### The task
Records follow. Pull out every line that contains "Physical".

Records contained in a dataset
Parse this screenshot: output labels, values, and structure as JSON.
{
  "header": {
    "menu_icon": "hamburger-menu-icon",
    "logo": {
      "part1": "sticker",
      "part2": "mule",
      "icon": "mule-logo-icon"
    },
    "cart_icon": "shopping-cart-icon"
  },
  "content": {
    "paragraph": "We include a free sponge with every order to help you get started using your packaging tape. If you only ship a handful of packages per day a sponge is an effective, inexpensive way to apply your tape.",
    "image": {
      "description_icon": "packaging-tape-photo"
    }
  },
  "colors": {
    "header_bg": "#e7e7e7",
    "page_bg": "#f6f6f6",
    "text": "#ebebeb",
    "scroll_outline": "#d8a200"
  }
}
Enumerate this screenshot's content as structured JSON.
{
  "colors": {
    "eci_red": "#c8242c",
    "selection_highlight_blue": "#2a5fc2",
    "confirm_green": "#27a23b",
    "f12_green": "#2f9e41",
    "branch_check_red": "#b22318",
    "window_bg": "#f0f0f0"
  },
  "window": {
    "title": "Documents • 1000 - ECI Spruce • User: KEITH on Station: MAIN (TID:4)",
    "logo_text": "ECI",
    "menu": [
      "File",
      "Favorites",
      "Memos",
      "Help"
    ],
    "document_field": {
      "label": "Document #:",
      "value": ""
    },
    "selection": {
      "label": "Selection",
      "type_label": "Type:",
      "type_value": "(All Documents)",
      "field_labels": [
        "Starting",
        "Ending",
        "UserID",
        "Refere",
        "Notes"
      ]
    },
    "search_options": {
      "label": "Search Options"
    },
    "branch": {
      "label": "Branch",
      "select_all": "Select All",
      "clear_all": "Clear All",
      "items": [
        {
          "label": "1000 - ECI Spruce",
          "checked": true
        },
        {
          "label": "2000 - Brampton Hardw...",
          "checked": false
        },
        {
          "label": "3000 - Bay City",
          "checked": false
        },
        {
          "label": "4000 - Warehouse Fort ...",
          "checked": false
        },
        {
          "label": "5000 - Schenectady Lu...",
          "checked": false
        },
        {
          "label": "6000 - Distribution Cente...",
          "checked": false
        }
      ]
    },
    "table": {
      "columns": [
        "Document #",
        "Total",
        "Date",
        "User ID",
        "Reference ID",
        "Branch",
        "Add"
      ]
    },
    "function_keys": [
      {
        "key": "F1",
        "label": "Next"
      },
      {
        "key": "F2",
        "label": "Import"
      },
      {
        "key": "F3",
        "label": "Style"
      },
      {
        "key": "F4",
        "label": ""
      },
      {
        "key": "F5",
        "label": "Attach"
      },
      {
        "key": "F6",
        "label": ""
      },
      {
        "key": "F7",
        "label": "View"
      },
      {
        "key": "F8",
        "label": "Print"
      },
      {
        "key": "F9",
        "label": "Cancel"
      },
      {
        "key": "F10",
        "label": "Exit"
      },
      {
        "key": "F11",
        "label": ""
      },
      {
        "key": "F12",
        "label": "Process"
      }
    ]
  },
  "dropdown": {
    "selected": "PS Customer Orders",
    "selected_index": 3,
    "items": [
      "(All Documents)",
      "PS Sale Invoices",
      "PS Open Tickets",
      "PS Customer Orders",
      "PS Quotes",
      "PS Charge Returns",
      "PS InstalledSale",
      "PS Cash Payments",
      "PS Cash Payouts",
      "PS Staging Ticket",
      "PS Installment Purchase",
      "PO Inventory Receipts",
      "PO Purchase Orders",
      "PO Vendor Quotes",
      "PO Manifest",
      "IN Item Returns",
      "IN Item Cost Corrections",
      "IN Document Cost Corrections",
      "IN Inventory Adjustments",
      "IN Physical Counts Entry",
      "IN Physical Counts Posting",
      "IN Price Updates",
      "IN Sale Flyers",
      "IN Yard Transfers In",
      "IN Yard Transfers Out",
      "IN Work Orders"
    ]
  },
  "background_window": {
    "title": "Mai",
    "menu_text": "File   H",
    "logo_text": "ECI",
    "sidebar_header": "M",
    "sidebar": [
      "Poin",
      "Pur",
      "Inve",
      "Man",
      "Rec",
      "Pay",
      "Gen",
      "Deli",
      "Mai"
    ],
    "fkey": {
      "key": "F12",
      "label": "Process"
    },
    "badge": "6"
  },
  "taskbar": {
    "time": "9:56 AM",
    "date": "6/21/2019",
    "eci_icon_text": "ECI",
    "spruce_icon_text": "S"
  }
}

### Full response
      "IN Physical Counts Entry",
      "IN Physical Counts Posting",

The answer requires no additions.